| Task prompt |
Find each line with the word "Freedom" in it, then give the total alone.

| Material for this task |

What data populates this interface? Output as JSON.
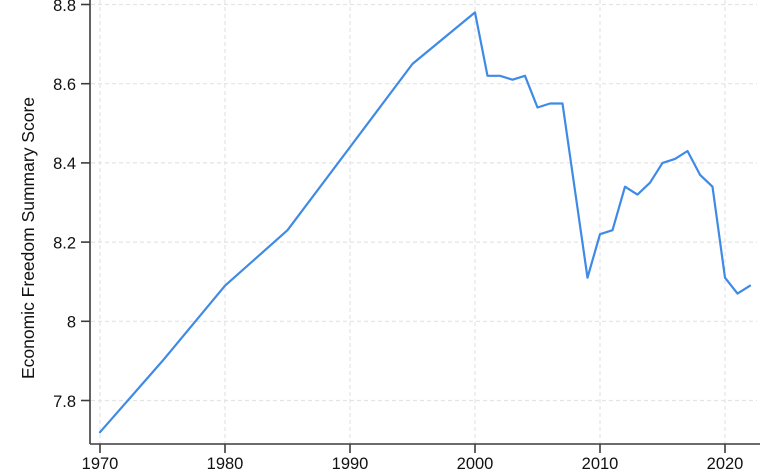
{
  "chart_data": {
    "type": "line",
    "title": "",
    "xlabel": "",
    "ylabel": "Economic Freedom Summary Score",
    "grid": "both, dashed, on",
    "legend": "none",
    "x_axis": {
      "ticks": [
        1970,
        1980,
        1990,
        2000,
        2010,
        2020
      ],
      "tick_labels": [
        "1970",
        "1980",
        "1990",
        "2000",
        "2010",
        "2020"
      ],
      "domain": [
        1969.2,
        2022.8
      ]
    },
    "y_axis": {
      "ticks": [
        7.8,
        8.0,
        8.2,
        8.4,
        8.6,
        8.8
      ],
      "tick_labels": [
        "7.8",
        "8",
        "8.2",
        "8.4",
        "8.6",
        "8.8"
      ],
      "domain": [
        7.69,
        8.81
      ]
    },
    "series": [
      {
        "name": "Economic Freedom Summary Score",
        "x": [
          1970,
          1975,
          1980,
          1985,
          1990,
          1995,
          2000,
          2001,
          2002,
          2003,
          2004,
          2005,
          2006,
          2007,
          2008,
          2009,
          2010,
          2011,
          2012,
          2013,
          2014,
          2015,
          2016,
          2017,
          2018,
          2019,
          2020,
          2021,
          2022
        ],
        "y": [
          7.72,
          7.9,
          8.09,
          8.23,
          8.44,
          8.65,
          8.78,
          8.62,
          8.62,
          8.61,
          8.62,
          8.54,
          8.55,
          8.55,
          8.33,
          8.11,
          8.22,
          8.23,
          8.34,
          8.32,
          8.35,
          8.4,
          8.41,
          8.43,
          8.37,
          8.34,
          8.11,
          8.07,
          8.09
        ]
      }
    ],
    "colors": {
      "line": "#3E8AE6",
      "grid": "#e4e4e4",
      "axis": "#3c3c3c",
      "text": "#111111",
      "background": "#ffffff"
    }
  }
}
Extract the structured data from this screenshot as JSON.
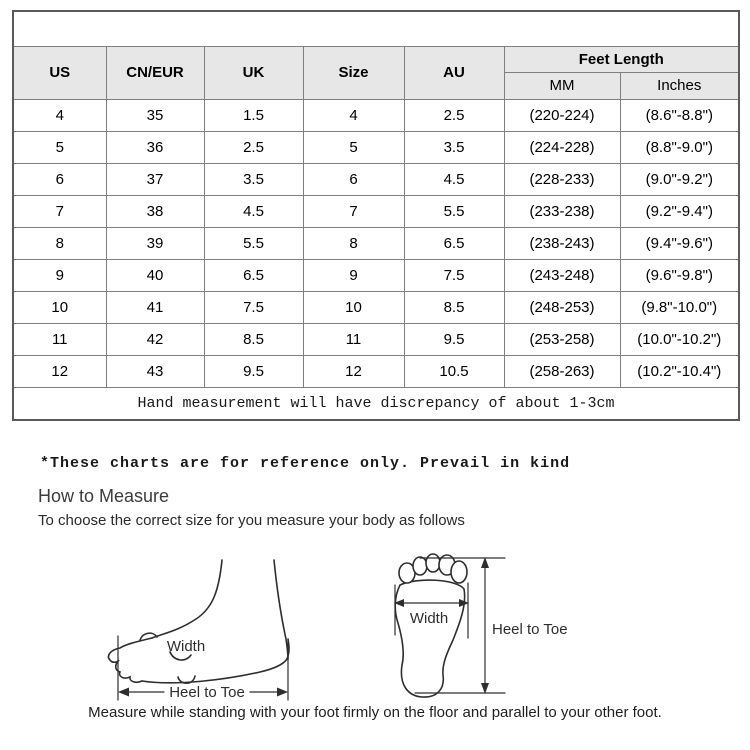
{
  "table": {
    "headers": {
      "us": "US",
      "cn_eur": "CN/EUR",
      "uk": "UK",
      "size": "Size",
      "au": "AU",
      "feet_length": "Feet Length",
      "mm": "MM",
      "inches": "Inches"
    },
    "rows": [
      [
        "4",
        "35",
        "1.5",
        "4",
        "2.5",
        "(220-224)",
        "(8.6\"-8.8\")"
      ],
      [
        "5",
        "36",
        "2.5",
        "5",
        "3.5",
        "(224-228)",
        "(8.8\"-9.0\")"
      ],
      [
        "6",
        "37",
        "3.5",
        "6",
        "4.5",
        "(228-233)",
        "(9.0\"-9.2\")"
      ],
      [
        "7",
        "38",
        "4.5",
        "7",
        "5.5",
        "(233-238)",
        "(9.2\"-9.4\")"
      ],
      [
        "8",
        "39",
        "5.5",
        "8",
        "6.5",
        "(238-243)",
        "(9.4\"-9.6\")"
      ],
      [
        "9",
        "40",
        "6.5",
        "9",
        "7.5",
        "(243-248)",
        "(9.6\"-9.8\")"
      ],
      [
        "10",
        "41",
        "7.5",
        "10",
        "8.5",
        "(248-253)",
        "(9.8\"-10.0\")"
      ],
      [
        "11",
        "42",
        "8.5",
        "11",
        "9.5",
        "(253-258)",
        "(10.0\"-10.2\")"
      ],
      [
        "12",
        "43",
        "9.5",
        "12",
        "10.5",
        "(258-263)",
        "(10.2\"-10.4\")"
      ]
    ],
    "footnote": "Hand measurement will have discrepancy of about 1-3cm"
  },
  "notes": {
    "reference": "*These charts are for reference only. Prevail in kind"
  },
  "how_to_measure": {
    "title": "How to Measure",
    "subtitle": "To choose the correct size for you measure your body as follows",
    "caption": "Measure while standing with your foot firmly on the floor and parallel to your other foot."
  },
  "diagrams": {
    "side_view": {
      "width_label": "Width",
      "length_label": "Heel to Toe"
    },
    "sole_view": {
      "width_label": "Width",
      "length_label": "Heel to Toe"
    }
  },
  "colors": {
    "header_bg": "#e7e7e7",
    "border_inner": "#7f7f7f",
    "border_outer": "#5a5a5a",
    "text": "#000000"
  }
}
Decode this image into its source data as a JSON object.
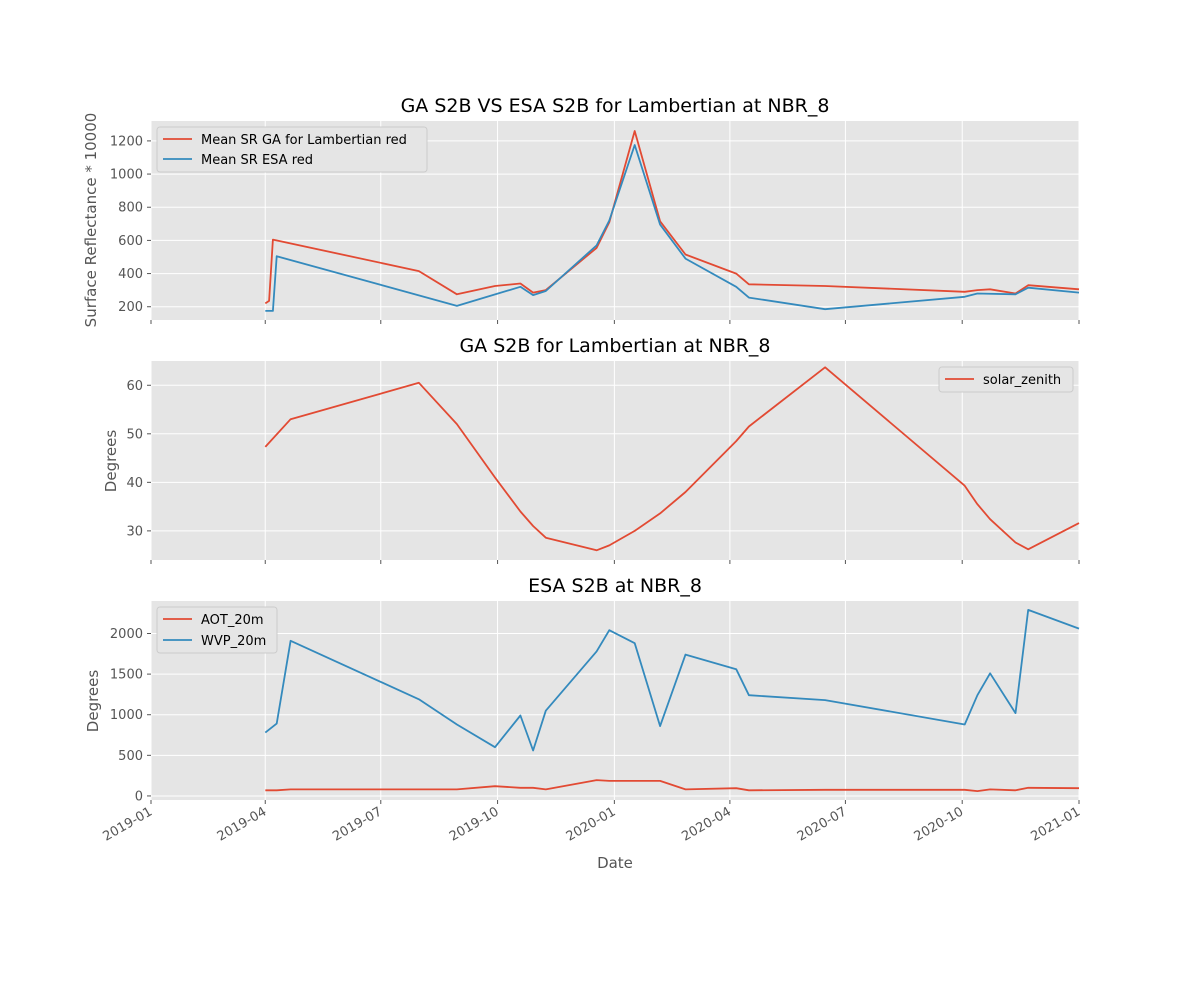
{
  "figure": {
    "xlabel": "Date",
    "x_tick_labels": [
      "2019-01",
      "2019-04",
      "2019-07",
      "2019-10",
      "2020-01",
      "2020-04",
      "2020-07",
      "2020-10",
      "2021-01"
    ],
    "x_ticks": [
      "2019-01-01",
      "2019-04-01",
      "2019-07-01",
      "2019-10-01",
      "2020-01-01",
      "2020-04-01",
      "2020-07-01",
      "2020-10-01",
      "2021-01-01"
    ],
    "xlim": [
      "2019-01-01",
      "2021-01-01"
    ],
    "colors": {
      "red": "#E24A33",
      "blue": "#348ABD",
      "axes_bg": "#E5E5E5",
      "grid": "#FFFFFF",
      "text": "#555555"
    }
  },
  "chart_data": [
    {
      "type": "line",
      "title": "GA S2B VS ESA S2B for Lambertian at NBR_8",
      "ylabel": "Surface Reflectance * 10000",
      "ylim": [
        120,
        1320
      ],
      "yticks": [
        200,
        400,
        600,
        800,
        1000,
        1200
      ],
      "grid": true,
      "legend": "top-left",
      "series": [
        {
          "name": "Mean SR GA for Lambertian red",
          "color": "#E24A33",
          "x": [
            "2019-04-01",
            "2019-04-04",
            "2019-04-07",
            "2019-07-31",
            "2019-08-30",
            "2019-09-29",
            "2019-10-19",
            "2019-10-29",
            "2019-11-08",
            "2019-12-18",
            "2019-12-28",
            "2020-01-17",
            "2020-02-06",
            "2020-02-26",
            "2020-04-06",
            "2020-04-16",
            "2020-06-15",
            "2020-10-03",
            "2020-10-13",
            "2020-10-23",
            "2020-11-12",
            "2020-11-22",
            "2021-01-01"
          ],
          "y": [
            220,
            235,
            605,
            415,
            275,
            325,
            340,
            285,
            300,
            555,
            710,
            1260,
            715,
            515,
            400,
            335,
            325,
            290,
            300,
            305,
            280,
            330,
            305
          ]
        },
        {
          "name": "Mean SR ESA red",
          "color": "#348ABD",
          "x": [
            "2019-04-01",
            "2019-04-07",
            "2019-04-10",
            "2019-08-30",
            "2019-10-19",
            "2019-10-29",
            "2019-11-08",
            "2019-12-18",
            "2019-12-28",
            "2020-01-17",
            "2020-02-06",
            "2020-02-26",
            "2020-04-06",
            "2020-04-16",
            "2020-06-15",
            "2020-10-03",
            "2020-10-13",
            "2020-11-12",
            "2020-11-22",
            "2021-01-01"
          ],
          "y": [
            175,
            175,
            505,
            205,
            320,
            270,
            295,
            570,
            720,
            1175,
            695,
            490,
            320,
            255,
            185,
            260,
            280,
            275,
            315,
            285
          ]
        }
      ]
    },
    {
      "type": "line",
      "title": "GA S2B for Lambertian at NBR_8",
      "ylabel": "Degrees",
      "ylim": [
        24,
        65
      ],
      "yticks": [
        30,
        40,
        50,
        60
      ],
      "grid": true,
      "legend": "top-right",
      "series": [
        {
          "name": "solar_zenith",
          "color": "#E24A33",
          "x": [
            "2019-04-01",
            "2019-04-21",
            "2019-07-31",
            "2019-08-30",
            "2019-09-29",
            "2019-10-19",
            "2019-10-29",
            "2019-11-08",
            "2019-12-18",
            "2019-12-28",
            "2020-01-17",
            "2020-02-06",
            "2020-02-26",
            "2020-04-06",
            "2020-04-16",
            "2020-06-15",
            "2020-10-03",
            "2020-10-13",
            "2020-10-23",
            "2020-11-12",
            "2020-11-22",
            "2021-01-01"
          ],
          "y": [
            47.3,
            53.0,
            60.5,
            52.0,
            41.0,
            34.0,
            31.0,
            28.6,
            26.0,
            27.0,
            30.0,
            33.6,
            38.0,
            48.5,
            51.5,
            63.7,
            39.3,
            35.5,
            32.4,
            27.6,
            26.2,
            31.6
          ]
        }
      ]
    },
    {
      "type": "line",
      "title": "ESA S2B at NBR_8",
      "ylabel": "Degrees",
      "ylim": [
        -50,
        2400
      ],
      "yticks": [
        0,
        500,
        1000,
        1500,
        2000
      ],
      "grid": true,
      "legend": "top-left",
      "series": [
        {
          "name": "AOT_20m",
          "color": "#E24A33",
          "x": [
            "2019-04-01",
            "2019-04-10",
            "2019-04-21",
            "2019-08-30",
            "2019-09-29",
            "2019-10-19",
            "2019-10-29",
            "2019-11-08",
            "2019-12-18",
            "2019-12-28",
            "2020-01-17",
            "2020-02-06",
            "2020-02-26",
            "2020-04-06",
            "2020-04-16",
            "2020-06-15",
            "2020-10-03",
            "2020-10-13",
            "2020-10-23",
            "2020-11-12",
            "2020-11-22",
            "2021-01-01"
          ],
          "y": [
            70,
            70,
            80,
            80,
            120,
            100,
            100,
            80,
            195,
            185,
            185,
            185,
            80,
            95,
            70,
            75,
            75,
            60,
            80,
            70,
            100,
            95
          ]
        },
        {
          "name": "WVP_20m",
          "color": "#348ABD",
          "x": [
            "2019-04-01",
            "2019-04-10",
            "2019-04-21",
            "2019-07-31",
            "2019-08-30",
            "2019-09-29",
            "2019-10-19",
            "2019-10-29",
            "2019-11-08",
            "2019-12-18",
            "2019-12-28",
            "2020-01-17",
            "2020-02-06",
            "2020-02-26",
            "2020-04-06",
            "2020-04-16",
            "2020-06-15",
            "2020-10-03",
            "2020-10-13",
            "2020-10-23",
            "2020-11-12",
            "2020-11-22",
            "2021-01-01"
          ],
          "y": [
            780,
            890,
            1910,
            1190,
            880,
            600,
            990,
            560,
            1050,
            1780,
            2040,
            1880,
            860,
            1740,
            1560,
            1240,
            1180,
            880,
            1240,
            1510,
            1020,
            2290,
            2060
          ]
        }
      ]
    }
  ]
}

| Reply to the task |
2